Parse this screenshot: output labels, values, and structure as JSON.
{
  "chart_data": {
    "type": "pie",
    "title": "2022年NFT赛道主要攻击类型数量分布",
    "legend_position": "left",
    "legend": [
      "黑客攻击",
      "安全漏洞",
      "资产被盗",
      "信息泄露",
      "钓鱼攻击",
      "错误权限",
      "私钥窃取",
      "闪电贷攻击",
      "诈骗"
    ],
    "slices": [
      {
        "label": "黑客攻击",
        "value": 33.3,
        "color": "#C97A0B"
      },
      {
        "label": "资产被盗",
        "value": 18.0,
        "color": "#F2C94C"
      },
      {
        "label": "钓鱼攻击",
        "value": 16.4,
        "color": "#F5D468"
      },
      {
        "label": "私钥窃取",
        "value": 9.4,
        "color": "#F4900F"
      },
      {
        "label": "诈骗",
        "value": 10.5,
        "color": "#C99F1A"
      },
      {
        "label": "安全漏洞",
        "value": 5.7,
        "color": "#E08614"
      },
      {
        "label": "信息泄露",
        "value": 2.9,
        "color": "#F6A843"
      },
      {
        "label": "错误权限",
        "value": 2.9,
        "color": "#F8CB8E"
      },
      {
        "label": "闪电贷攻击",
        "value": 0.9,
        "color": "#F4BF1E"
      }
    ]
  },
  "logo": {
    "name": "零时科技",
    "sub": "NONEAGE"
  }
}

====

Task description: Tally the lines in this data that hold the word "color" and state only the count.

Expected answer: 9